§ Activity list
1. Condense the paragraph of the passage on DASH diet costs that begins "Our results indicated that accordance" into a short bulleted list that keeps its main facts.
2. Output the section of the passage on DASH diet costs from "Our analysis of" up to and including "on lower incomes.", word for word.

§ Passage shown

┏━━

Our analysis of the dietary costs of accordance to DASH food groups is consistent with previous studies, which have found that diets higher in fruit and vegetables and lower in sugar were more costly (3740). We also found that improving accordance to the nuts and legumes food group was associated with only a modest increase in dietary costs, which is consistent with an earlier US study that suggested that increasing intake of this food group could be an economical way to improve overall diet quality (39). The consistent finding that healthier diets tend to carry a price premium highlights the need to identify components of healthy diets that can be obtained at low cost and to look for ways in which the affordability of healthy diets can be increased, particularly for those on lower incomes.

Our results indicated that accordance with some DASH targets could be improved with no or minimal additional cost to consumers. For instance, increasing intake of whole grains and lowering intake of sodium appeared to be cost-neutral, and lowering intake of red and processed meat could produce substantial cost savings. Aligning these findings with the food group–level analysis of GHG impact can reveal where dietary improvements can be achieved both cost-neutrally and with benefit to the environment. Here, we found that improving accordance to 4 of the 8 DASH food groups—by reducing intake of red and processed meats and dietary sodium and increasing intake of whole grains, nuts, and legumes—achieved both ends.

Although modeling studies have demonstrated the feasibility of diets that meet cost, nutrition, and environmental criteria in the United Kingdom (25), a recent observational study identified existing diet patterns that met these criteria in the French population (41). Those diets achieved lower GHGs and cost in part by having lower total energy intake, because energy intake is strongly and positively associated with dietary GHGs [see Vieux et al. (30) and Figure 1]. Furthermore, they also emphasized starchy plant-based foods and were lower in energy density, characteristics similar to DASH (42, 43). Notably, diets meeting these criteria were 17–19% lower in GHGs relative to the average French diet (41), a difference similar to the one we report between the top and bottom quintiles of DASH accordance. Altogether, this body of literature indicates that shifting population diets to lower their GHG impact may be achieved by both reducing excess energy intake and changing diet composition to strike a balance between health, environmental impact, and consumer costs.

┗━━

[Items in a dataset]
┏━━

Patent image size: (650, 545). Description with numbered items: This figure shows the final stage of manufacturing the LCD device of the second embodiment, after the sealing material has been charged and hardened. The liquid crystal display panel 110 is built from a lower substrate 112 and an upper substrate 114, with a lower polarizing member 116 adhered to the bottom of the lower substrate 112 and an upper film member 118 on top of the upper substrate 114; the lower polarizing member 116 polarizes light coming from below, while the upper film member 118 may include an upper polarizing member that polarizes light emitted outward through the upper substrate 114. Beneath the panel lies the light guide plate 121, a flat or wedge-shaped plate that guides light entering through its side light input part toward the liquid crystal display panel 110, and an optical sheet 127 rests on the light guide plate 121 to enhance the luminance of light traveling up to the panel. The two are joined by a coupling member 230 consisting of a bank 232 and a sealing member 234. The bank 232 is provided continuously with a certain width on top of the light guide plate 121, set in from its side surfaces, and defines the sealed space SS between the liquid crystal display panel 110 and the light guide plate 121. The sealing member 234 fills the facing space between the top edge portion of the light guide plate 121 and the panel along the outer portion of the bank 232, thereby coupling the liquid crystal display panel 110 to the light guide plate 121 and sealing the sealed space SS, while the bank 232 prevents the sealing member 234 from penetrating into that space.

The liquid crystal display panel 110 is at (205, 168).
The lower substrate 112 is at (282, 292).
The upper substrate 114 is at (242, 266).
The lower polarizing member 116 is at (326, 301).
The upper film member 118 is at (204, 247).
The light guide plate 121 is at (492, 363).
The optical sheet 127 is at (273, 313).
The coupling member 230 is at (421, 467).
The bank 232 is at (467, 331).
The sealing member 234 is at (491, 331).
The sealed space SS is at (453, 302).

┗━━

§ Task answers
1.
- Meeting some DASH targets could cost consumers little or nothing extra.
- Eating more whole grains and less sodium appeared cost-neutral, and cutting red and processed meat could bring substantial savings.
- Pairing these results with the food group–level analysis of GHG impact shows where diets can improve at no added cost while also helping the environment.
- Improving accordance to 4 of the 8 DASH food groups did both: less red and processed meat and sodium, and more whole grains, nuts, and legumes.

2.
Our analysis of the dietary costs of accordance to DASH food groups is consistent with previous studies, which have found that diets higher in fruit and vegetables and lower in sugar were more costly (3740). We also found that improving accordance to the nuts and legumes food group was associated with only a modest increase in dietary costs, which is consistent with an earlier US study that suggested that increasing intake of this food group could be an economical way to improve overall diet quality (39). The consistent finding that healthier diets tend to carry a price premium highlights the need to identify components of healthy diets that can be obtained at low cost and to look for ways in which the affordability of healthy diets can be increased, particularly for those on lower incomes.